WHAT TO PRODUCE: The records below hold pictures; please leave those out and retype the rest exactly.

# start of INPUT ROWS

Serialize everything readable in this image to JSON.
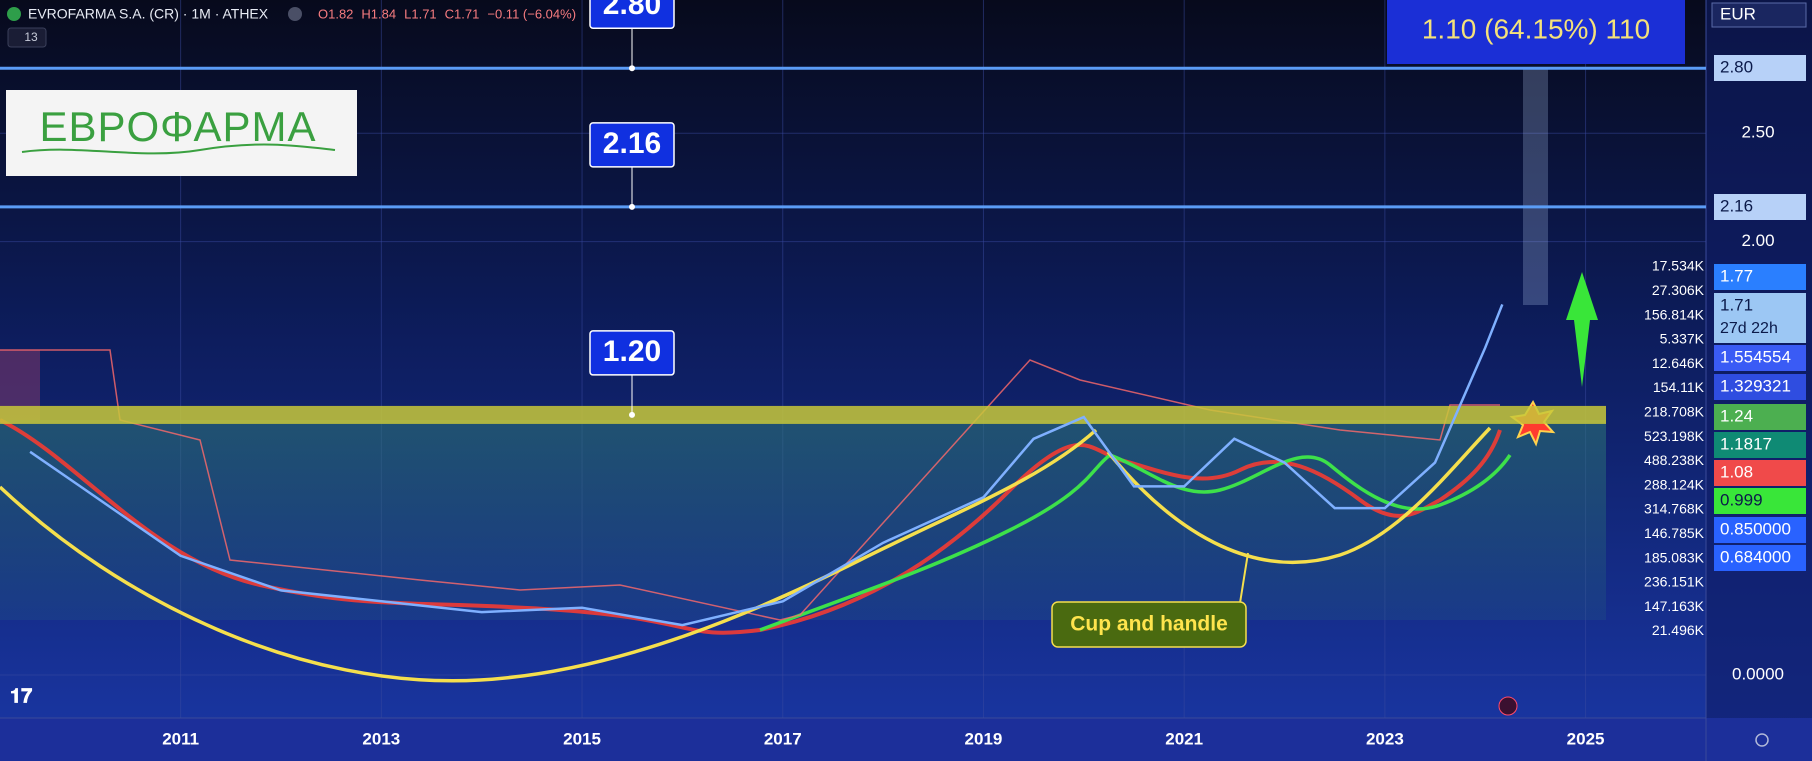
{
  "header": {
    "symbol": "EVROFARMA S.A. (CR) · 1M · ATHEX",
    "ohlc": [
      "O1.82",
      "H1.84",
      "L1.71",
      "C1.71",
      "−0.11 (−6.04%)"
    ],
    "indicators": "13"
  },
  "logo": "ΕΒΡΟΦΑΡΜΑ",
  "currency": "EUR",
  "chart_data": {
    "type": "line",
    "x": [
      2009.5,
      2010,
      2011,
      2012,
      2013,
      2014,
      2015,
      2016,
      2017,
      2018,
      2019,
      2019.5,
      2020,
      2020.5,
      2021,
      2021.5,
      2022,
      2022.5,
      2023,
      2023.5,
      2024,
      2024.17
    ],
    "values": [
      1.03,
      0.87,
      0.55,
      0.39,
      0.34,
      0.29,
      0.31,
      0.23,
      0.34,
      0.61,
      0.82,
      1.09,
      1.19,
      0.87,
      0.87,
      1.09,
      0.98,
      0.77,
      0.77,
      0.98,
      1.51,
      1.71
    ],
    "color": "#7fb0ff",
    "xlim": [
      2009.2,
      2026.2
    ],
    "ylim": [
      -0.2,
      3.1
    ],
    "xticks": [
      2011,
      2013,
      2015,
      2017,
      2019,
      2021,
      2023,
      2025
    ],
    "yticks": [
      {
        "value": 0,
        "label": "0.0000"
      },
      {
        "value": 2,
        "label": "2.00"
      },
      {
        "value": 2.5,
        "label": "2.50"
      }
    ],
    "grid": true,
    "levels": [
      {
        "value": 2.8,
        "label": "2.80"
      },
      {
        "value": 2.16,
        "label": "2.16"
      },
      {
        "value": 1.2,
        "label": "1.20"
      }
    ]
  },
  "badges": [
    {
      "text": "2.80",
      "color": "#b7d1f8",
      "ink": "#0b1a4a"
    },
    {
      "text": "2.16",
      "color": "#b7d1f8",
      "ink": "#0b1a4a"
    },
    {
      "text": "1.77",
      "color": "#2a7fff",
      "ink": "#ffffff"
    },
    {
      "text": "1.71",
      "sub": "27d 22h",
      "color": "#9cc7f4",
      "ink": "#0b1a4a"
    },
    {
      "text": "1.554554",
      "color": "#3a5bf5",
      "ink": "#ffffff"
    },
    {
      "text": "1.329321",
      "color": "#2f4de0",
      "ink": "#ffffff"
    },
    {
      "text": "1.24",
      "color": "#4caf50",
      "ink": "#ffffff"
    },
    {
      "text": "1.1817",
      "color": "#0f8a74",
      "ink": "#ffffff"
    },
    {
      "text": "1.08",
      "color": "#f04a4a",
      "ink": "#ffffff"
    },
    {
      "text": "0.999",
      "color": "#39e639",
      "ink": "#0b1a4a"
    },
    {
      "text": "0.850000",
      "color": "#2962ff",
      "ink": "#ffffff"
    },
    {
      "text": "0.684000",
      "color": "#2962ff",
      "ink": "#ffffff"
    }
  ],
  "volume_labels": [
    "17.534K",
    "27.306K",
    "156.814K",
    "5.337K",
    "12.646K",
    "154.11K",
    "218.708K",
    "523.198K",
    "488.238K",
    "288.124K",
    "314.768K",
    "146.785K",
    "185.083K",
    "236.151K",
    "147.163K",
    "21.496K"
  ],
  "annotations": {
    "measure": "1.10 (64.15%) 110",
    "pattern": "Cup and handle"
  }
}
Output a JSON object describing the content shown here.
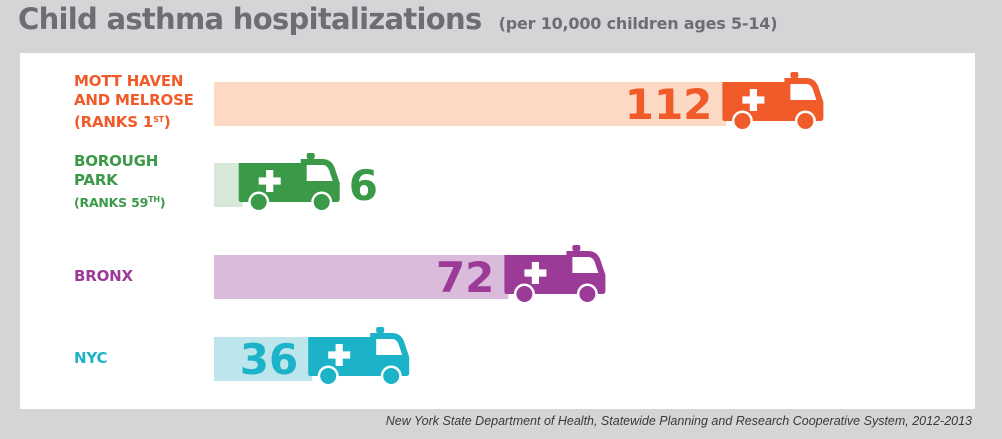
{
  "header": {
    "title": "Child asthma hospitalizations",
    "subtitle": "(per 10,000 children ages 5-14)"
  },
  "source": "New York State Department of Health, Statewide Planning and Research Cooperative System, 2012-2013",
  "chart_data": {
    "type": "bar",
    "orientation": "horizontal",
    "title": "Child asthma hospitalizations",
    "subtitle": "(per 10,000 children ages 5-14)",
    "xlabel": "",
    "ylabel": "",
    "grid": false,
    "legend": "none",
    "marker": "ambulance-icon",
    "categories": [
      {
        "id": "mott",
        "lines": [
          {
            "text": "MOTT HAVEN"
          },
          {
            "text": "AND MELROSE"
          },
          {
            "text": "(RANKS 1",
            "sup": "ST",
            "tail": ")"
          }
        ],
        "value": 112,
        "value_label": "112",
        "color": "#f15a29",
        "track": "#fbd9c4"
      },
      {
        "id": "borough",
        "lines": [
          {
            "text": "BOROUGH"
          },
          {
            "text": "PARK"
          },
          {
            "text": "(RANKS 59",
            "sup": "TH",
            "tail": ")",
            "small": true
          }
        ],
        "value": 6,
        "value_label": "6",
        "color": "#3a9a48",
        "track": "#d6e8d7"
      },
      {
        "id": "bronx",
        "lines": [
          {
            "text": "BRONX"
          }
        ],
        "value": 72,
        "value_label": "72",
        "color": "#9b3b97",
        "track": "#dbbbdb"
      },
      {
        "id": "nyc",
        "lines": [
          {
            "text": "NYC"
          }
        ],
        "value": 36,
        "value_label": "36",
        "color": "#1cb3c8",
        "track": "#bde5ec"
      }
    ]
  }
}
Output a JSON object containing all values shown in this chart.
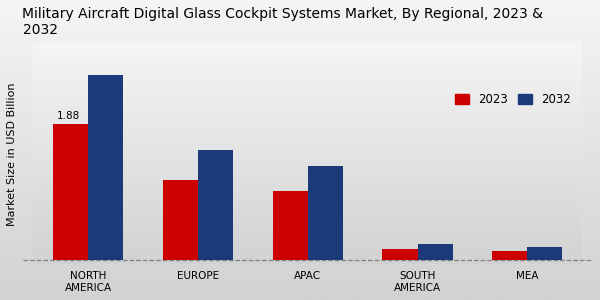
{
  "title": "Military Aircraft Digital Glass Cockpit Systems Market, By Regional, 2023 &\n2032",
  "ylabel": "Market Size in USD Billion",
  "categories": [
    "NORTH\nAMERICA",
    "EUROPE",
    "APAC",
    "SOUTH\nAMERICA",
    "MEA"
  ],
  "values_2023": [
    1.88,
    1.1,
    0.95,
    0.15,
    0.12
  ],
  "values_2032": [
    2.55,
    1.52,
    1.3,
    0.22,
    0.18
  ],
  "color_2023": "#cc0000",
  "color_2032": "#1a3a7a",
  "annotation_label": "1.88",
  "bar_width": 0.32,
  "background_color": "#e8e8e8",
  "bg_top_color": "#f5f5f5",
  "bg_bottom_color": "#d8d8d8",
  "legend_labels": [
    "2023",
    "2032"
  ],
  "title_fontsize": 10,
  "ylabel_fontsize": 8,
  "tick_fontsize": 7.5,
  "legend_fontsize": 8.5
}
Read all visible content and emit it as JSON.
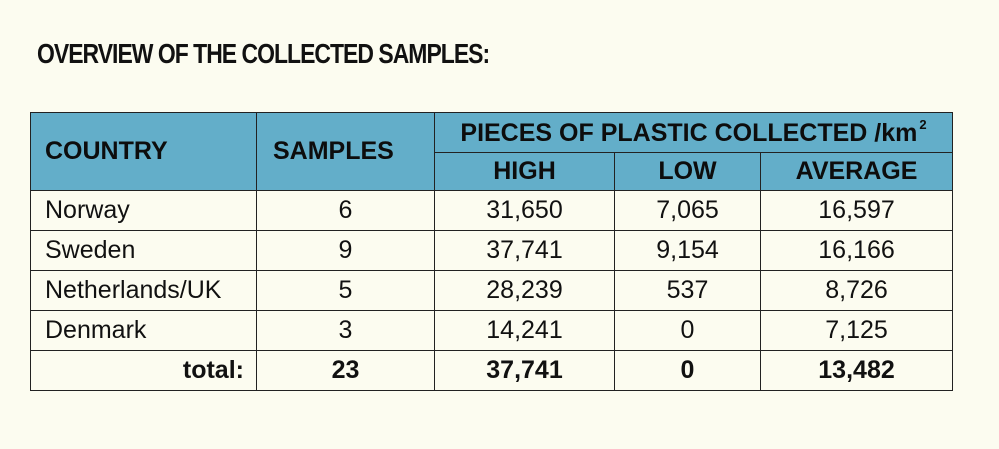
{
  "title": "OVERVIEW OF THE COLLECTED SAMPLES:",
  "table": {
    "headers": {
      "country": "COUNTRY",
      "samples": "SAMPLES",
      "group": "PIECES OF PLASTIC COLLECTED /km",
      "group_sup": "2",
      "high": "HIGH",
      "low": "LOW",
      "average": "AVERAGE"
    },
    "rows": [
      {
        "country": "Norway",
        "samples": "6",
        "high": "31,650",
        "low": "7,065",
        "average": "16,597"
      },
      {
        "country": "Sweden",
        "samples": "9",
        "high": "37,741",
        "low": "9,154",
        "average": "16,166"
      },
      {
        "country": "Netherlands/UK",
        "samples": "5",
        "high": "28,239",
        "low": "537",
        "average": "8,726"
      },
      {
        "country": "Denmark",
        "samples": "3",
        "high": "14,241",
        "low": "0",
        "average": "7,125"
      }
    ],
    "total": {
      "label": "total:",
      "samples": "23",
      "high": "37,741",
      "low": "0",
      "average": "13,482"
    }
  },
  "colors": {
    "header_bg": "#63aec9",
    "page_bg": "#fcfcf0"
  }
}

# end of INPUT ROWS

ANSWER TO THE TASK:
Serialize everything readable in this image to JSON.
{
  "header": {
    "symbol": "EVROFARMA S.A. (CR) · 1M · ATHEX",
    "ohlc": [
      "O1.82",
      "H1.84",
      "L1.71",
      "C1.71",
      "−0.11 (−6.04%)"
    ],
    "indicators": "13"
  },
  "logo": "ΕΒΡΟΦΑΡΜΑ",
  "currency": "EUR",
  "chart_data": {
    "type": "line",
    "x": [
      2009.5,
      2010,
      2011,
      2012,
      2013,
      2014,
      2015,
      2016,
      2017,
      2018,
      2019,
      2019.5,
      2020,
      2020.5,
      2021,
      2021.5,
      2022,
      2022.5,
      2023,
      2023.5,
      2024,
      2024.17
    ],
    "values": [
      1.03,
      0.87,
      0.55,
      0.39,
      0.34,
      0.29,
      0.31,
      0.23,
      0.34,
      0.61,
      0.82,
      1.09,
      1.19,
      0.87,
      0.87,
      1.09,
      0.98,
      0.77,
      0.77,
      0.98,
      1.51,
      1.71
    ],
    "color": "#7fb0ff",
    "xlim": [
      2009.2,
      2026.2
    ],
    "ylim": [
      -0.2,
      3.1
    ],
    "xticks": [
      2011,
      2013,
      2015,
      2017,
      2019,
      2021,
      2023,
      2025
    ],
    "yticks": [
      {
        "value": 0,
        "label": "0.0000"
      },
      {
        "value": 2,
        "label": "2.00"
      },
      {
        "value": 2.5,
        "label": "2.50"
      }
    ],
    "grid": true,
    "levels": [
      {
        "value": 2.8,
        "label": "2.80"
      },
      {
        "value": 2.16,
        "label": "2.16"
      },
      {
        "value": 1.2,
        "label": "1.20"
      }
    ]
  },
  "badges": [
    {
      "text": "2.80",
      "color": "#b7d1f8",
      "ink": "#0b1a4a"
    },
    {
      "text": "2.16",
      "color": "#b7d1f8",
      "ink": "#0b1a4a"
    },
    {
      "text": "1.77",
      "color": "#2a7fff",
      "ink": "#ffffff"
    },
    {
      "text": "1.71",
      "sub": "27d 22h",
      "color": "#9cc7f4",
      "ink": "#0b1a4a"
    },
    {
      "text": "1.554554",
      "color": "#3a5bf5",
      "ink": "#ffffff"
    },
    {
      "text": "1.329321",
      "color": "#2f4de0",
      "ink": "#ffffff"
    },
    {
      "text": "1.24",
      "color": "#4caf50",
      "ink": "#ffffff"
    },
    {
      "text": "1.1817",
      "color": "#0f8a74",
      "ink": "#ffffff"
    },
    {
      "text": "1.08",
      "color": "#f04a4a",
      "ink": "#ffffff"
    },
    {
      "text": "0.999",
      "color": "#39e639",
      "ink": "#0b1a4a"
    },
    {
      "text": "0.850000",
      "color": "#2962ff",
      "ink": "#ffffff"
    },
    {
      "text": "0.684000",
      "color": "#2962ff",
      "ink": "#ffffff"
    }
  ],
  "volume_labels": [
    "17.534K",
    "27.306K",
    "156.814K",
    "5.337K",
    "12.646K",
    "154.11K",
    "218.708K",
    "523.198K",
    "488.238K",
    "288.124K",
    "314.768K",
    "146.785K",
    "185.083K",
    "236.151K",
    "147.163K",
    "21.496K"
  ],
  "annotations": {
    "measure": "1.10 (64.15%) 110",
    "pattern": "Cup and handle"
  }
}
Output a JSON object describing the content shown here.
{
  "header": {
    "title": "Child asthma hospitalizations",
    "subtitle": "(per 10,000 children ages 5-14)"
  },
  "source": "New York State Department of Health, Statewide Planning and Research Cooperative System, 2012-2013",
  "chart_data": {
    "type": "bar",
    "orientation": "horizontal",
    "title": "Child asthma hospitalizations",
    "subtitle": "(per 10,000 children ages 5-14)",
    "xlabel": "",
    "ylabel": "",
    "grid": false,
    "legend": "none",
    "marker": "ambulance-icon",
    "categories": [
      {
        "id": "mott",
        "lines": [
          {
            "text": "MOTT HAVEN"
          },
          {
            "text": "AND MELROSE"
          },
          {
            "text": "(RANKS 1",
            "sup": "ST",
            "tail": ")"
          }
        ],
        "value": 112,
        "value_label": "112",
        "color": "#f15a29",
        "track": "#fbd9c4"
      },
      {
        "id": "borough",
        "lines": [
          {
            "text": "BOROUGH"
          },
          {
            "text": "PARK"
          },
          {
            "text": "(RANKS 59",
            "sup": "TH",
            "tail": ")",
            "small": true
          }
        ],
        "value": 6,
        "value_label": "6",
        "color": "#3a9a48",
        "track": "#d6e8d7"
      },
      {
        "id": "bronx",
        "lines": [
          {
            "text": "BRONX"
          }
        ],
        "value": 72,
        "value_label": "72",
        "color": "#9b3b97",
        "track": "#dbbbdb"
      },
      {
        "id": "nyc",
        "lines": [
          {
            "text": "NYC"
          }
        ],
        "value": 36,
        "value_label": "36",
        "color": "#1cb3c8",
        "track": "#bde5ec"
      }
    ]
  }
}
Output a JSON object containing all values shown in this chart.
{
  "title": "Military Aircraft Digital Glass Cockpit Systems Market, By Regional, 2023 &\n2032",
  "ylabel": "Market Size in USD Billion",
  "categories": [
    "NORTH\nAMERICA",
    "EUROPE",
    "APAC",
    "SOUTH\nAMERICA",
    "MEA"
  ],
  "values_2023": [
    1.88,
    1.1,
    0.95,
    0.15,
    0.12
  ],
  "values_2032": [
    2.55,
    1.52,
    1.3,
    0.22,
    0.18
  ],
  "color_2023": "#cc0000",
  "color_2032": "#1a3a7a",
  "annotation_label": "1.88",
  "bar_width": 0.32,
  "background_color": "#e8e8e8",
  "bg_top_color": "#f5f5f5",
  "bg_bottom_color": "#d8d8d8",
  "legend_labels": [
    "2023",
    "2032"
  ],
  "title_fontsize": 10,
  "ylabel_fontsize": 8,
  "tick_fontsize": 7.5,
  "legend_fontsize": 8.5
}
Read all visible content and emit it as JSON.
{
  "title": "OVERVIEW OF THE COLLECTED SAMPLES:",
  "table": {
    "headers": {
      "country": "COUNTRY",
      "samples": "SAMPLES",
      "group": "PIECES OF PLASTIC COLLECTED /km",
      "group_sup": "2",
      "high": "HIGH",
      "low": "LOW",
      "average": "AVERAGE"
    },
    "rows": [
      {
        "country": "Norway",
        "samples": "6",
        "high": "31,650",
        "low": "7,065",
        "average": "16,597"
      },
      {
        "country": "Sweden",
        "samples": "9",
        "high": "37,741",
        "low": "9,154",
        "average": "16,166"
      },
      {
        "country": "Netherlands/UK",
        "samples": "5",
        "high": "28,239",
        "low": "537",
        "average": "8,726"
      },
      {
        "country": "Denmark",
        "samples": "3",
        "high": "14,241",
        "low": "0",
        "average": "7,125"
      }
    ],
    "total": {
      "label": "total:",
      "samples": "23",
      "high": "37,741",
      "low": "0",
      "average": "13,482"
    }
  },
  "colors": {
    "header_bg": "#63aec9",
    "page_bg": "#fcfcf0"
  }
}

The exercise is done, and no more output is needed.